Saved entries:
•••
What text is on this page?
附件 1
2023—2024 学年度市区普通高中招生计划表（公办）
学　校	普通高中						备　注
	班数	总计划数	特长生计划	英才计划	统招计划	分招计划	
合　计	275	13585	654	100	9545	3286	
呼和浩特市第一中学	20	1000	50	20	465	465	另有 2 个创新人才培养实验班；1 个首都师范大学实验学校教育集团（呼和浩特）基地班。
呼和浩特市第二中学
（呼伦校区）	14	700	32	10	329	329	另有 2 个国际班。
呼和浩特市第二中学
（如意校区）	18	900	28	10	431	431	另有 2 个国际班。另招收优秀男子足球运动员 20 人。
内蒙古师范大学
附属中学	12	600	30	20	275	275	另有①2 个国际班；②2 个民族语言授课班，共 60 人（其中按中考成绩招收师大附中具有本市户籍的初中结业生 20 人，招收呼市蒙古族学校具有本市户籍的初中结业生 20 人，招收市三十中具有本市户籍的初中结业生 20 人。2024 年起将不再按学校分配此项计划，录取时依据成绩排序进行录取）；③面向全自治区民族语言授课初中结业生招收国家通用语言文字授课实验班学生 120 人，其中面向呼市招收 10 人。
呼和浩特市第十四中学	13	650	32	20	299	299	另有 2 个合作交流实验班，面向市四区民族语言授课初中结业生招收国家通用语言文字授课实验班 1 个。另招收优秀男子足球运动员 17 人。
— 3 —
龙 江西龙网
•••
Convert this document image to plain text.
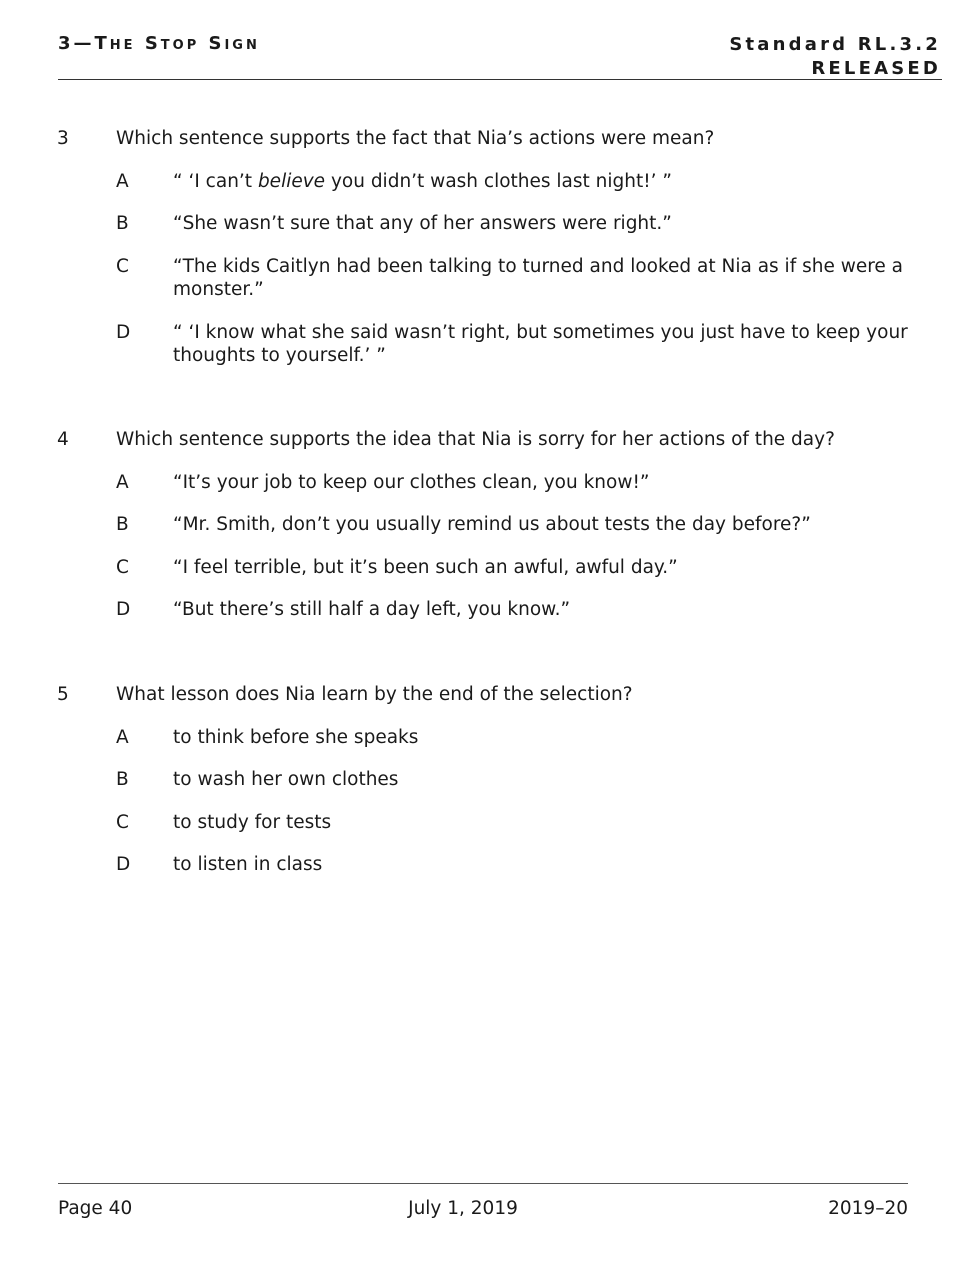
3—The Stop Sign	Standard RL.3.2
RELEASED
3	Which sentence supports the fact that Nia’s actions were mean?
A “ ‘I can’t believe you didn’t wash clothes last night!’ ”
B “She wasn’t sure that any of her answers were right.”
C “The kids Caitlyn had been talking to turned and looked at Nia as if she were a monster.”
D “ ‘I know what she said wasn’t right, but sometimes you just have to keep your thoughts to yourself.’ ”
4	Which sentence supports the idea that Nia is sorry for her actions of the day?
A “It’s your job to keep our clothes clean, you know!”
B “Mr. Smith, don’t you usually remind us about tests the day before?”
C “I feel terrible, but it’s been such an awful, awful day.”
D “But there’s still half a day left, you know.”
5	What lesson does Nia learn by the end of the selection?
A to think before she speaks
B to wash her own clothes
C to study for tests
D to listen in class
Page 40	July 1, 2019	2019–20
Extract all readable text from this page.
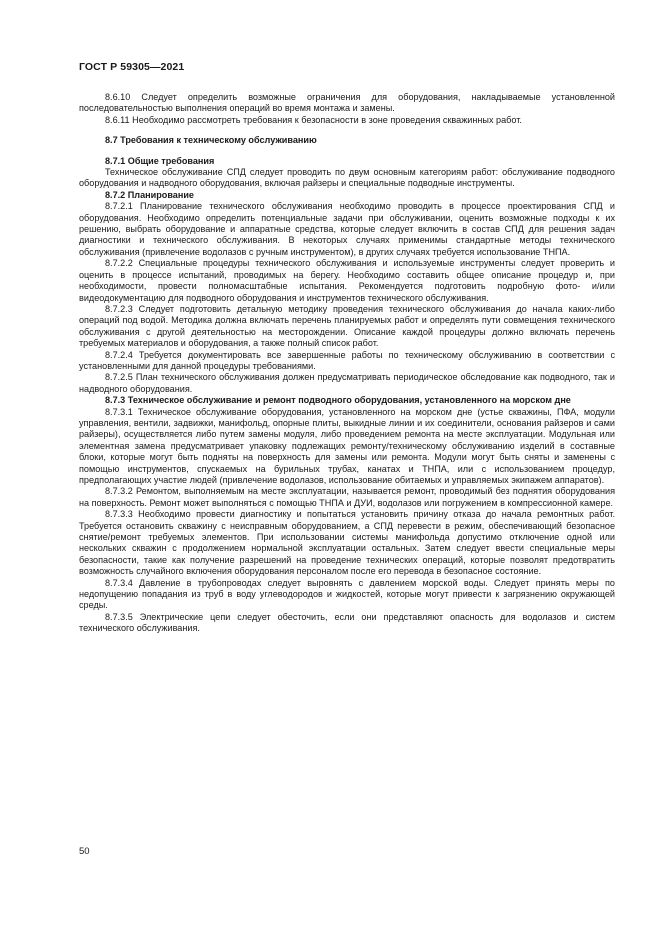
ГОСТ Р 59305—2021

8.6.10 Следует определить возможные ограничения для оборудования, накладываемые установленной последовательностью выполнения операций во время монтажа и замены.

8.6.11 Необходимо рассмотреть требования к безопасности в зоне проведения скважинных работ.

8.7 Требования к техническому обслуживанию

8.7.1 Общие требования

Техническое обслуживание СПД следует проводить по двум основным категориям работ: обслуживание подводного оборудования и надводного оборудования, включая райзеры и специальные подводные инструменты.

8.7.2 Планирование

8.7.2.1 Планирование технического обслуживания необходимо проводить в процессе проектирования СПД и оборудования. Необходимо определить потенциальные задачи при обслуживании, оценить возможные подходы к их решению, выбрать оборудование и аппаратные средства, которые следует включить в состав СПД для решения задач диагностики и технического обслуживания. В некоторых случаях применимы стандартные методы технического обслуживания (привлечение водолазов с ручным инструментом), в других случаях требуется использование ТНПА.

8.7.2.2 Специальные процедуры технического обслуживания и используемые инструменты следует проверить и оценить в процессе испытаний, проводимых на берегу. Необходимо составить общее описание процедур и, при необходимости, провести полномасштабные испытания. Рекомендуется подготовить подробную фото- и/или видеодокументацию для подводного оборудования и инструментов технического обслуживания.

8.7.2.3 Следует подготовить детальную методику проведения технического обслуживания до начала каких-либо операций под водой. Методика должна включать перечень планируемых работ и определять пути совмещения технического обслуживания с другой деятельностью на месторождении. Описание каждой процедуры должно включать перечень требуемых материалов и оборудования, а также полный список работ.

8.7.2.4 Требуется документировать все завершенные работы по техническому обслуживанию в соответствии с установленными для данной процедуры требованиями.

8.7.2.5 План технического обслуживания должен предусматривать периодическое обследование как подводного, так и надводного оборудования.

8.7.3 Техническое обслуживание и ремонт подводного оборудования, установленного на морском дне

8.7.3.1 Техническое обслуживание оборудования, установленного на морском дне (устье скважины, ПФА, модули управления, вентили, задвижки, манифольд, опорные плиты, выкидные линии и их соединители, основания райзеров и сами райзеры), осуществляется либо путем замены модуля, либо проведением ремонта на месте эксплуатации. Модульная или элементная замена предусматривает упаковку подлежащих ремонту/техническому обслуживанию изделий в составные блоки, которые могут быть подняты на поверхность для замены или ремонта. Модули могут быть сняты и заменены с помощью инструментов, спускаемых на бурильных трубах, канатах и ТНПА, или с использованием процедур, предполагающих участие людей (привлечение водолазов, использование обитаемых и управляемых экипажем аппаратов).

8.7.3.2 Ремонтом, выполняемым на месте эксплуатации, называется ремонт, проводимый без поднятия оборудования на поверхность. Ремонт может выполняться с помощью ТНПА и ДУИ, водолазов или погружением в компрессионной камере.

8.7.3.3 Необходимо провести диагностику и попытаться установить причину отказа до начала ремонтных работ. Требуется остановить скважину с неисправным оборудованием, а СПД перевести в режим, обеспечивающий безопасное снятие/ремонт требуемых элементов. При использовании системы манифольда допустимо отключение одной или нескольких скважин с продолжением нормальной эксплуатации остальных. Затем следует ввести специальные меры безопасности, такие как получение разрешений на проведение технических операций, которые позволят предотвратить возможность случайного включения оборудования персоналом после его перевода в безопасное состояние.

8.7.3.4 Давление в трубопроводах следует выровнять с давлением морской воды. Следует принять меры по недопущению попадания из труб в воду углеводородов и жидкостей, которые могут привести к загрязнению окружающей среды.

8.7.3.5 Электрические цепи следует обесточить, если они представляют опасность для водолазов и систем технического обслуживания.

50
•••
* [Do this]:
Filter the listing for the word "before" and copy every line that holds it.

* [Answer to this problem]:
B “Mr. Smith, don’t you usually remind us about tests the day before?”
A to think before she speaks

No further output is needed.